[Data entries]
..........

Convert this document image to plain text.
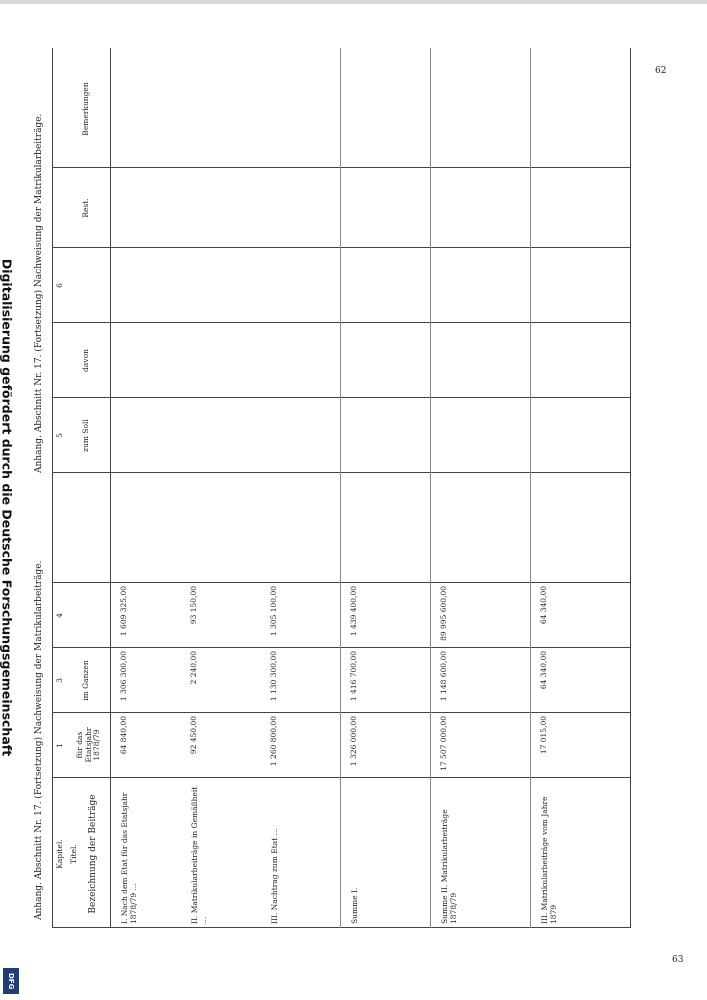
62
63
Anhang. Abschnitt Nr. 17. (Fortsetzung) Nachweisung der Matrikularbeiträge.
Anhang. Abschnitt Nr. 17. (Fortsetzung) Nachweisung der Matrikularbeiträge.
Kapitel. Titel. Bezeichnung der Beiträge
1 für das Etatsjahr 1878/79
3 im Ganzen
4
5 zum Soll
davon
6
Rest.
Bemerkungen
I. Nach dem Etat für das Etatsjahr 1878/79 ...
64 840,00
1 306 300,00
1 609 325,00
II. Matrikularbeiträge in Gemäßheit ...
92 450,00
2 240,00
93 150,00
III. Nachtrag zum Etat ...
1 260 800,00
1 130 300,00
1 305 100,00
Summe I.
1 326 000,00
1 416 700,00
1 439 400,00
Summe II. Matrikularbeiträge 1878/79
17 507 000,00
1 148 600,00
89 995 600,00
III. Matrikularbeiträge vom Jahre 1879
17 015,00
64 340,00
64 340,00
Digitalisierung gefördert durch die Deutsche Forschungsgemeinschaft
DFG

..........

Task brief: Copy each line from the data above that includes "Matrikularbeiträge".

The result:
Anhang. Abschnitt Nr. 17. (Fortsetzung) Nachweisung der Matrikularbeiträge.
Anhang. Abschnitt Nr. 17. (Fortsetzung) Nachweisung der Matrikularbeiträge.
II. Matrikularbeiträge in Gemäßheit ...
Summe II. Matrikularbeiträge 1878/79
III. Matrikularbeiträge vom Jahre 1879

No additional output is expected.